» **INSTRUCTION**: Copy every line from the records below that holds the word "abilità".
+ + + +
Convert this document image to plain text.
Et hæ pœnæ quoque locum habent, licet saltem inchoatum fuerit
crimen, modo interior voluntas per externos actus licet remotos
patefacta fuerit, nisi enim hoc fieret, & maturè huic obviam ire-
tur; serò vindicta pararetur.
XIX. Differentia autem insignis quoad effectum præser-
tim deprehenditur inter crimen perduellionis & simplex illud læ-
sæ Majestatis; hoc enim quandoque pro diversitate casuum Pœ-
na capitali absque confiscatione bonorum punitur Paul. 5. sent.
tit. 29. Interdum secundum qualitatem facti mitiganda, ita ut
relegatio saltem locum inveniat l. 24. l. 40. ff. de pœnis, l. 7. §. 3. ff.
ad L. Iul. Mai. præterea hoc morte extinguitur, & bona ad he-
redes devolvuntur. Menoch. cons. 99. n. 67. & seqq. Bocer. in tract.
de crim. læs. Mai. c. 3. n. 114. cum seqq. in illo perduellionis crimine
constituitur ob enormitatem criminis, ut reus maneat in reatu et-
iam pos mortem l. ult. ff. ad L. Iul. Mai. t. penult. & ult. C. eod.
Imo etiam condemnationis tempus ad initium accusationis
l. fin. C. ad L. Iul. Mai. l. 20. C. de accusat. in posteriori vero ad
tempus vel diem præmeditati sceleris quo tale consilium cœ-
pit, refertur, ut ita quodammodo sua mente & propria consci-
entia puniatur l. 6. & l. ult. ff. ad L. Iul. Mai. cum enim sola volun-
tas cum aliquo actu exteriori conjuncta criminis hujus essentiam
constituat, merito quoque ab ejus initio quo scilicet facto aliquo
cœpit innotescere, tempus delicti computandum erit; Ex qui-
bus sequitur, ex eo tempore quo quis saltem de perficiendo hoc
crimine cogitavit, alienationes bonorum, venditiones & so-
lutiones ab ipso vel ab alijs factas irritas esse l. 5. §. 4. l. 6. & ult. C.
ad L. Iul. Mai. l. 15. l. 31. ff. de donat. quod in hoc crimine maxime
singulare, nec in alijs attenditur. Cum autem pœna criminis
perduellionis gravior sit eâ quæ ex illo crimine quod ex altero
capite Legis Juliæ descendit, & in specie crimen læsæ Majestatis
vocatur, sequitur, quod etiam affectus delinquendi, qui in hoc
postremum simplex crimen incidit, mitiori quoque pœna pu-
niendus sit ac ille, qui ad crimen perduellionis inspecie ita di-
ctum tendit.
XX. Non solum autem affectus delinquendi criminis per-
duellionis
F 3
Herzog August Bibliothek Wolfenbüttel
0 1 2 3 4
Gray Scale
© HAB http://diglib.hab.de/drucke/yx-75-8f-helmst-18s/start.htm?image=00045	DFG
+ + + +
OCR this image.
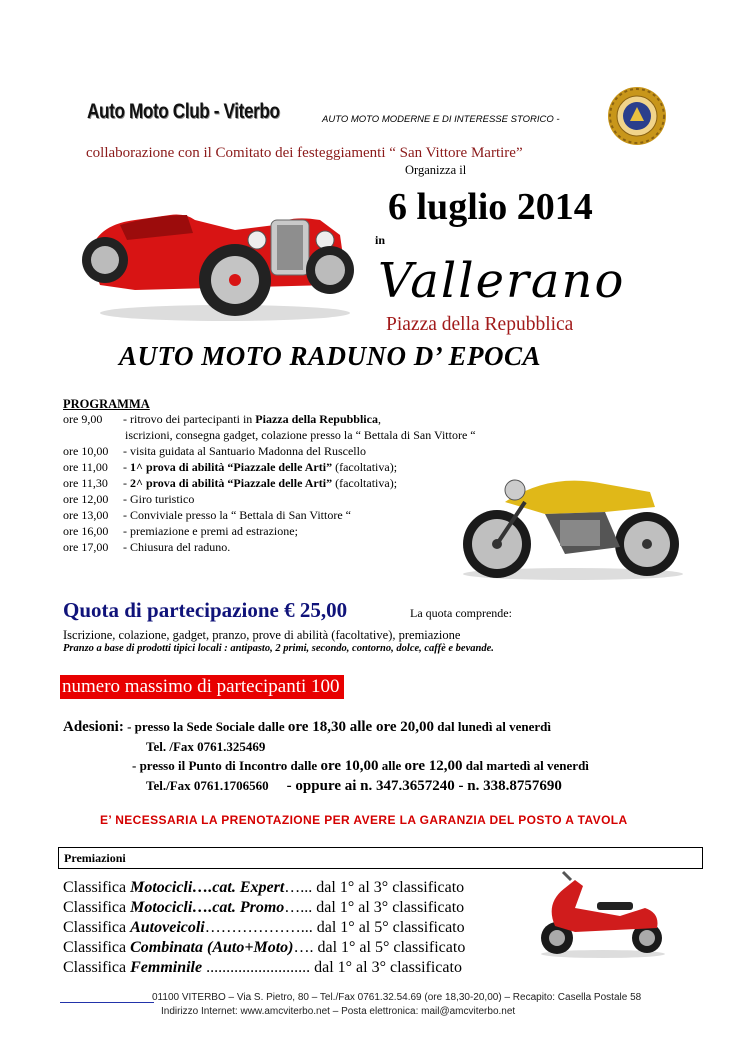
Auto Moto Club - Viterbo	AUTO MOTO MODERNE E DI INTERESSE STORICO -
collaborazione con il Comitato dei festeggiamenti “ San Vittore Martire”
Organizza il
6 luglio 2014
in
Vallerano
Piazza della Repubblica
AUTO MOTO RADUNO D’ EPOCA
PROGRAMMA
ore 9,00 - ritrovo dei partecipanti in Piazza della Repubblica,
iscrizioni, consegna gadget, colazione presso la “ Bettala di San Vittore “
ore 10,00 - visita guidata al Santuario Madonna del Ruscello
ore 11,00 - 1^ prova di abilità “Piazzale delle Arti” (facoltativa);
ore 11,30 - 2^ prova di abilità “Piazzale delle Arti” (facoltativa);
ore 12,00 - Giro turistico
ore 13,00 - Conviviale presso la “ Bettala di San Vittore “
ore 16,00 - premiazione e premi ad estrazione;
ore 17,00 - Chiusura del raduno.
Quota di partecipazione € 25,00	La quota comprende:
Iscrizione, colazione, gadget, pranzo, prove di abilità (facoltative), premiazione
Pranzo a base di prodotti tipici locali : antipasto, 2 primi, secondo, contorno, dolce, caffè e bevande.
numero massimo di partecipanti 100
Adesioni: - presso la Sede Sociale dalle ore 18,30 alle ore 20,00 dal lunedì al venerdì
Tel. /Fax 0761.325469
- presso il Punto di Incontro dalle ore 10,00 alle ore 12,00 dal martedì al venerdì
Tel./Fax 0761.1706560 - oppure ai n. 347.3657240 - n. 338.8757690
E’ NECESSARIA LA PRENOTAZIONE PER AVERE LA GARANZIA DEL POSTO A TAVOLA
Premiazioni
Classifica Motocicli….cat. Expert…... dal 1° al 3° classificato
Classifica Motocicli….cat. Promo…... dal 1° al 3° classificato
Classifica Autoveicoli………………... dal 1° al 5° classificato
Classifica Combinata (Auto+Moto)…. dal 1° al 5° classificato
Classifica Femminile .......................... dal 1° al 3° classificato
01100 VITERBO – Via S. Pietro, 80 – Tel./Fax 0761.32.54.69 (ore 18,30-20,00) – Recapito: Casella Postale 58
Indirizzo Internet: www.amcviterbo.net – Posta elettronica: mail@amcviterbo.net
+ + + +
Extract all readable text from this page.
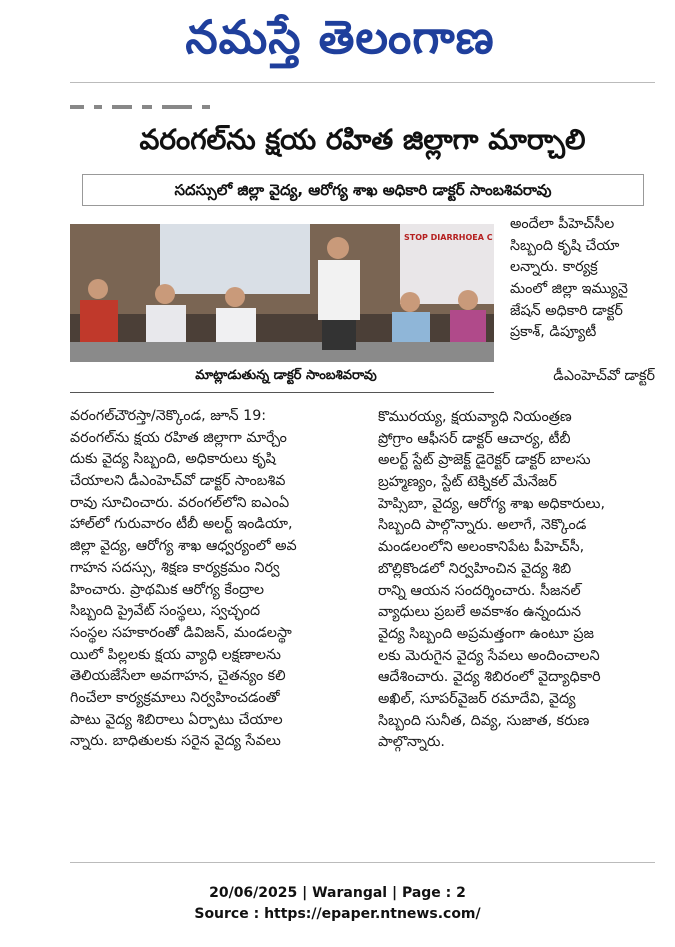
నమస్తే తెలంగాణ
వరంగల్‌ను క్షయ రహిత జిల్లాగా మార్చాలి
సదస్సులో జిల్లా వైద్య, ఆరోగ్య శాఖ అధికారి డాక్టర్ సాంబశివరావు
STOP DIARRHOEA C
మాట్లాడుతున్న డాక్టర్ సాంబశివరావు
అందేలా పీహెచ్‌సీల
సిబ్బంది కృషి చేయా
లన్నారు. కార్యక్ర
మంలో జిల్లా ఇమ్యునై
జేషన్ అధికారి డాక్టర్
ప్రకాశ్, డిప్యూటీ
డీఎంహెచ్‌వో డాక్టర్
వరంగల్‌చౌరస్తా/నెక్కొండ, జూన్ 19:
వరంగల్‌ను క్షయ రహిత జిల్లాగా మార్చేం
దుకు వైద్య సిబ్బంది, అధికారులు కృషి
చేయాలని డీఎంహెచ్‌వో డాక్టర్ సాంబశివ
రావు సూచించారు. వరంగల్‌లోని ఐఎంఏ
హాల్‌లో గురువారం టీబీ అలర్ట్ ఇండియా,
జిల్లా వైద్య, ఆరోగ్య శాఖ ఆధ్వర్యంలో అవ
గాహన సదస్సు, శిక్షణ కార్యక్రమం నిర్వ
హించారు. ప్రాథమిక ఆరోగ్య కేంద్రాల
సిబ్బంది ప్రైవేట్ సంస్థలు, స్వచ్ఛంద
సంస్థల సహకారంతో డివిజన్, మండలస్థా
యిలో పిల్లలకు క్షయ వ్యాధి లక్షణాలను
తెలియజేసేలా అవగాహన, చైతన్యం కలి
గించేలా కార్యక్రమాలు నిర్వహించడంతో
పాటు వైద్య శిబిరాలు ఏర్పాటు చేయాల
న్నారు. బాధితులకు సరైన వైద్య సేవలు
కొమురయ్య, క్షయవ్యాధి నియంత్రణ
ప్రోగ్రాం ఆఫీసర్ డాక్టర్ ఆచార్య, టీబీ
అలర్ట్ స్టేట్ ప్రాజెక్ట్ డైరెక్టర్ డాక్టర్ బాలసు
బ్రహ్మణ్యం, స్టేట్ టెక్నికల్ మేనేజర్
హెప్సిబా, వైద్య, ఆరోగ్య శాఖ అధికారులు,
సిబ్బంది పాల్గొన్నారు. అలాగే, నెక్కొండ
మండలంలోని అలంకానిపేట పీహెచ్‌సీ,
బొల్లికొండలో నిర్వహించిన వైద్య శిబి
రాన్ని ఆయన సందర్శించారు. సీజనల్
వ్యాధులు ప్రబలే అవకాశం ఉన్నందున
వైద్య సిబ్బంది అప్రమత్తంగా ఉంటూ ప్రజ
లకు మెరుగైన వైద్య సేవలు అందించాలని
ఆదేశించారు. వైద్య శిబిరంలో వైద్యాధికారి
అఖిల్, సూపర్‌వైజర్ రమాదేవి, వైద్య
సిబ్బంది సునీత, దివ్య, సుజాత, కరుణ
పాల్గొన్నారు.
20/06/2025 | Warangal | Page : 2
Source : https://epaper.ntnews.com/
+ + + +
» **REPLY TO THE EXERCISE**:
ore 11,00 - 1^ prova di abilità “Piazzale delle Arti” (facoltativa);
ore 11,30 - 2^ prova di abilità “Piazzale delle Arti” (facoltativa);
Iscrizione, colazione, gadget, pranzo, prove di abilità (facoltative), premiazione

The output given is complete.